## begin DATASET RECORDS
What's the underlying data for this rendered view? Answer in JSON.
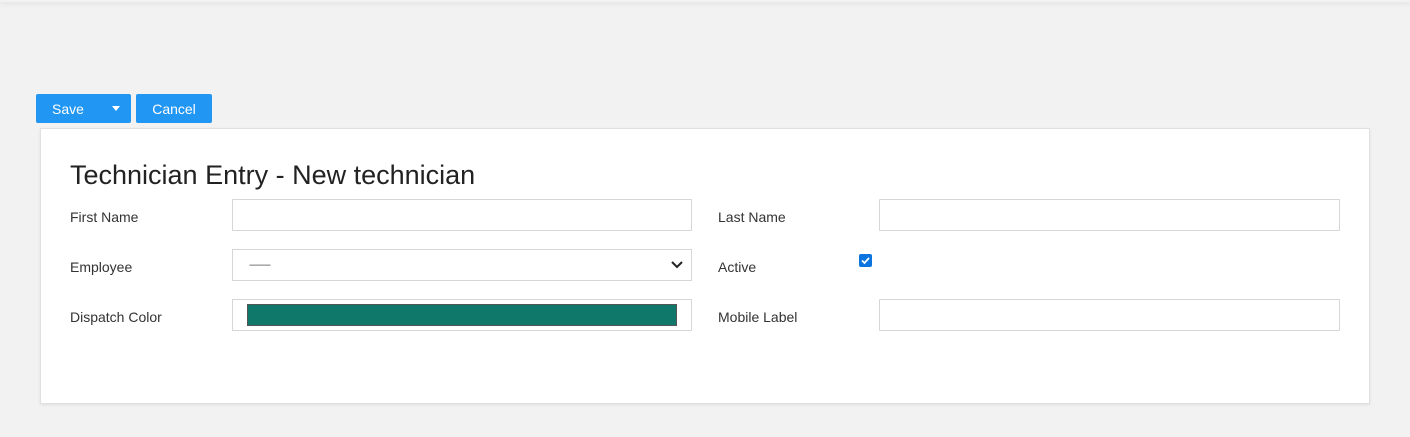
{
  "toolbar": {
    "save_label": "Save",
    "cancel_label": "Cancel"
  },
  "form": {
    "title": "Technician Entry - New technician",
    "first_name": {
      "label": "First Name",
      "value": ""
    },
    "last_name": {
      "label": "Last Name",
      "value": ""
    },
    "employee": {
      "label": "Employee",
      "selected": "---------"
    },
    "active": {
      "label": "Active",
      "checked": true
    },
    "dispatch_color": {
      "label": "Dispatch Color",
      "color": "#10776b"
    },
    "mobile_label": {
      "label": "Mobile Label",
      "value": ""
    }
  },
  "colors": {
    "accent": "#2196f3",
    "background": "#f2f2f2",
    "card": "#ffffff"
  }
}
## end DATASET RECORDS
Reproduce the material in full, word for word, and omit the pictures.

What's the underlying data for this rendered view? Answer in JSON.
{
  "toolbar": {
    "save_label": "Save",
    "cancel_label": "Cancel"
  },
  "form": {
    "title": "Technician Entry - New technician",
    "first_name": {
      "label": "First Name",
      "value": ""
    },
    "last_name": {
      "label": "Last Name",
      "value": ""
    },
    "employee": {
      "label": "Employee",
      "selected": "---------"
    },
    "active": {
      "label": "Active",
      "checked": true
    },
    "dispatch_color": {
      "label": "Dispatch Color",
      "color": "#10776b"
    },
    "mobile_label": {
      "label": "Mobile Label",
      "value": ""
    }
  },
  "colors": {
    "accent": "#2196f3",
    "background": "#f2f2f2",
    "card": "#ffffff"
  }
}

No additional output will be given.